Recorded data:
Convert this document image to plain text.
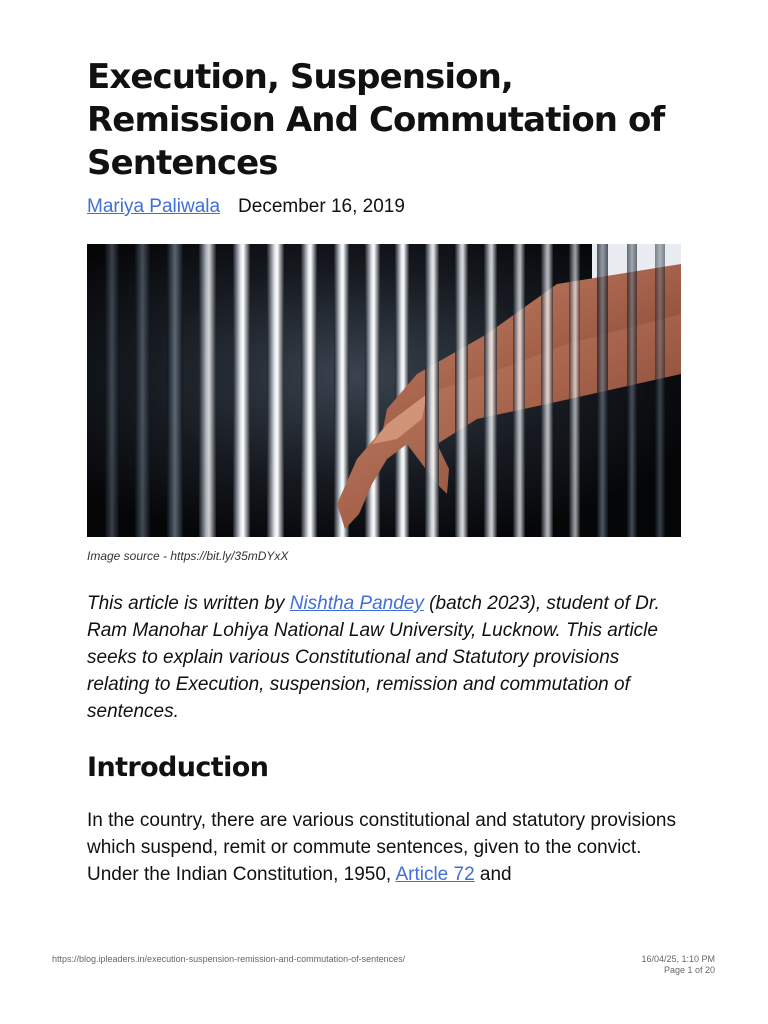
Execution, Suspension, Remission And Commutation of Sentences
Mariya Paliwala December 16, 2019
Image source - https://bit.ly/35mDYxX

This article is written by Nishtha Pandey (batch 2023), student of Dr. Ram Manohar Lohiya National Law University, Lucknow. This article seeks to explain various Constitutional and Statutory provisions relating to Execution, suspension, remission and commutation of sentences.

Introduction

In the country, there are various constitutional and statutory provisions which suspend, remit or commute sentences, given to the convict. Under the Indian Constitution, 1950, Article 72 and

https://blog.ipleaders.in/execution-suspension-remission-and-commutation-of-sentences/	16/04/25, 1:10 PM
Page 1 of 20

SET PROBLEM => From the entries above, output every line exactly and omit any image.

RESULT OF THIS TASK =>
Convert this document image to plain text.
Execution, Suspension, Remission And Commutation of Sentences
Mariya Paliwala December 16, 2019
Image source - https://bit.ly/35mDYxX

This article is written by Nishtha Pandey (batch 2023), student of Dr. Ram Manohar Lohiya National Law University, Lucknow. This article seeks to explain various Constitutional and Statutory provisions relating to Execution, suspension, remission and commutation of sentences.

Introduction

In the country, there are various constitutional and statutory provisions which suspend, remit or commute sentences, given to the convict. Under the Indian Constitution, 1950, Article 72 and

https://blog.ipleaders.in/execution-suspension-remission-and-commutation-of-sentences/	16/04/25, 1:10 PM
Page 1 of 20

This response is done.